### GOAL OF THE EXERCISE
In the data below, find each line containing the string "this" and return it.

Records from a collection
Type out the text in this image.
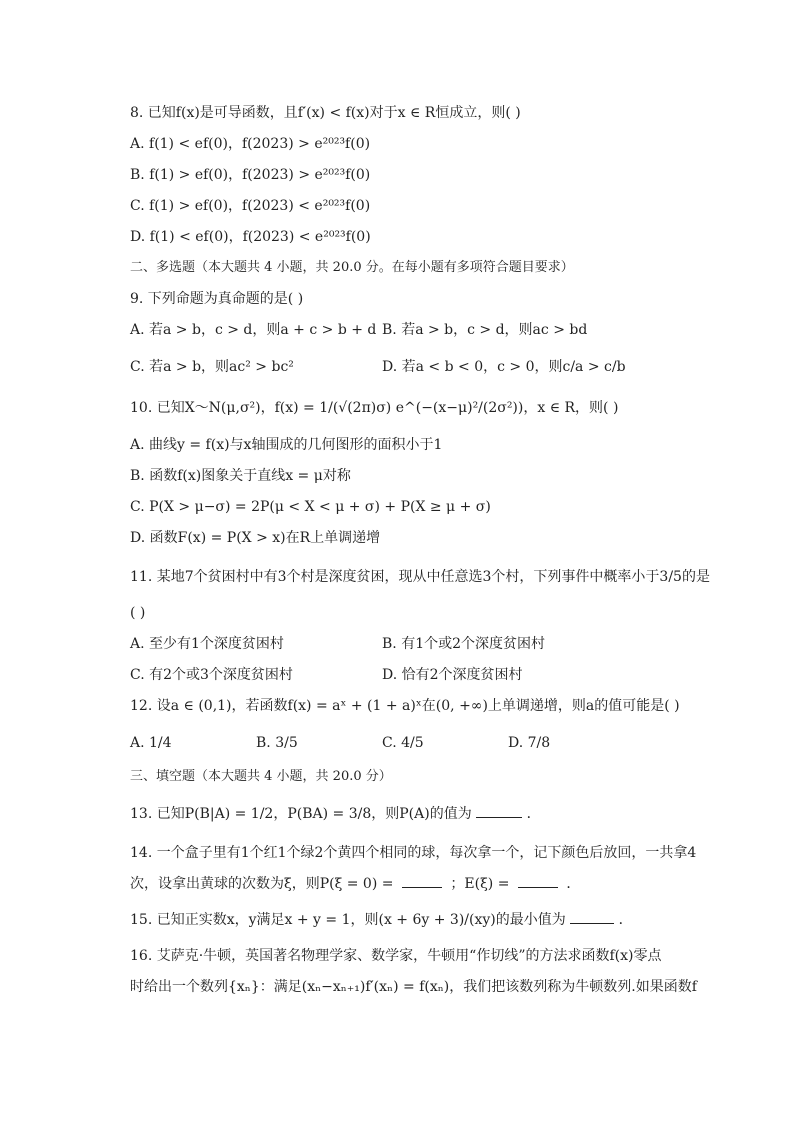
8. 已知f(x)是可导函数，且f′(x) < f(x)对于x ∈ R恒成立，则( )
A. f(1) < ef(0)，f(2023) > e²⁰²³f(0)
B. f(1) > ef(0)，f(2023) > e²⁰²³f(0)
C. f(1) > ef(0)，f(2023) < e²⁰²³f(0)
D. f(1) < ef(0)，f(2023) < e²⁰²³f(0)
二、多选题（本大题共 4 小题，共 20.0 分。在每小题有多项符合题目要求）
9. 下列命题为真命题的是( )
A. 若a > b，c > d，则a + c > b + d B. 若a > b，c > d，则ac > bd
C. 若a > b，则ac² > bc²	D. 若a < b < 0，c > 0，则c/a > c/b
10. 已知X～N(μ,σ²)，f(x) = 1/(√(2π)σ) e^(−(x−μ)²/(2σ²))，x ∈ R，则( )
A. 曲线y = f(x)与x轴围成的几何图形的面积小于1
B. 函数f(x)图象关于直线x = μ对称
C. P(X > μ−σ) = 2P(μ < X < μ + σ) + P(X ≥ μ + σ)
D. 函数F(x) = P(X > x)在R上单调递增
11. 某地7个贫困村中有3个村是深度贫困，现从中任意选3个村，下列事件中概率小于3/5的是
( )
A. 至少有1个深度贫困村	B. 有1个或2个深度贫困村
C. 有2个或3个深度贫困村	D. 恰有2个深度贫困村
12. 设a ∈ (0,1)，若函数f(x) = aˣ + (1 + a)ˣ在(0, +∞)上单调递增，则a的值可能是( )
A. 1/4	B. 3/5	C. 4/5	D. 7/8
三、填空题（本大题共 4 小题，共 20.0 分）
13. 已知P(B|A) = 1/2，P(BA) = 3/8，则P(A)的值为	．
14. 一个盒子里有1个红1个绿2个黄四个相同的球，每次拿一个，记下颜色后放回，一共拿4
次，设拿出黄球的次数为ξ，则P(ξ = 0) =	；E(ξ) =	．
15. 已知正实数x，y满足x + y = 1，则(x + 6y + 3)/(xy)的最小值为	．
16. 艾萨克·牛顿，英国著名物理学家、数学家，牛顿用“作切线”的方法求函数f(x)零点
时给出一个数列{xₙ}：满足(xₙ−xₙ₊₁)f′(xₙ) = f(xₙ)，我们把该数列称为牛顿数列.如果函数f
--
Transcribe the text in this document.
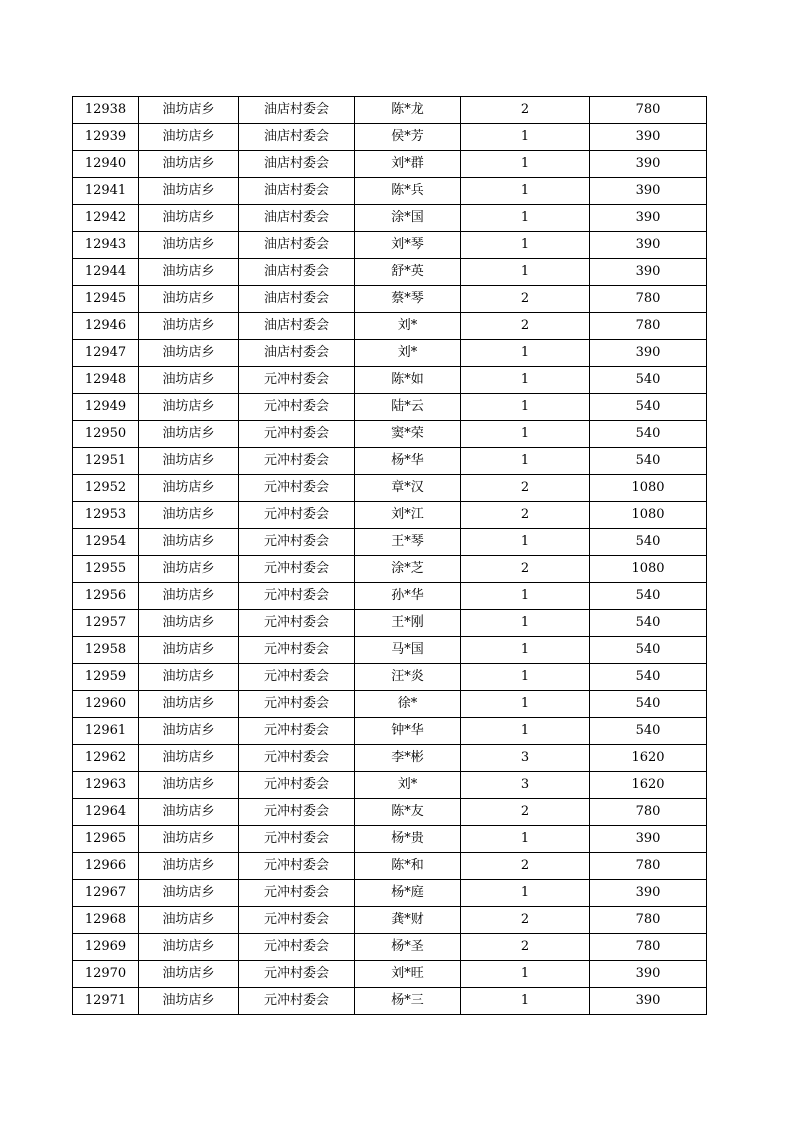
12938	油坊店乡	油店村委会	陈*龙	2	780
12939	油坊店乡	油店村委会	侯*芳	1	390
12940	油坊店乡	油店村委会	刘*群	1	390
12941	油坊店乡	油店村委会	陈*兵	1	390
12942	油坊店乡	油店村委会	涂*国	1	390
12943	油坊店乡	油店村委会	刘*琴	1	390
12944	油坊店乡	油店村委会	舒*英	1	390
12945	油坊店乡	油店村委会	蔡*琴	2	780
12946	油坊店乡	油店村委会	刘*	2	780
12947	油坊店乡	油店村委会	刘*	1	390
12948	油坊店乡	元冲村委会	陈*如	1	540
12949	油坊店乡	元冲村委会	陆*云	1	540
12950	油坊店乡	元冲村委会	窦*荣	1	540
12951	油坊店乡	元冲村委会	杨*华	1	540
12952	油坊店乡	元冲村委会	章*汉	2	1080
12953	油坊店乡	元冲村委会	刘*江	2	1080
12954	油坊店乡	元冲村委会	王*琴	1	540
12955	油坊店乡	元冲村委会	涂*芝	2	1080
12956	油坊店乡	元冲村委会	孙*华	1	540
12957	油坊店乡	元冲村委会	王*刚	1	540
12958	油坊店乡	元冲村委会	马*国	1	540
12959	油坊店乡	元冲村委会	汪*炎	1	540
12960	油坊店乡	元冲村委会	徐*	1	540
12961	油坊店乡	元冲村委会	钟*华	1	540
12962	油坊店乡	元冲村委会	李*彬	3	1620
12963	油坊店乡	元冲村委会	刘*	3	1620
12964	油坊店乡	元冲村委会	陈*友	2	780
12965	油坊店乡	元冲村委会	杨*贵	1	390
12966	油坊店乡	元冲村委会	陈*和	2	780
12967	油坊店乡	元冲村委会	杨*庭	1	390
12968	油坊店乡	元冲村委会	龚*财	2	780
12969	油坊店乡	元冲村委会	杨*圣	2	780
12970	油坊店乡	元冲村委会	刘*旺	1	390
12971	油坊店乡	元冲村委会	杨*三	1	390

### FINISHED EXERCISE
Type out the text in this image.
Transcribe the text in this document.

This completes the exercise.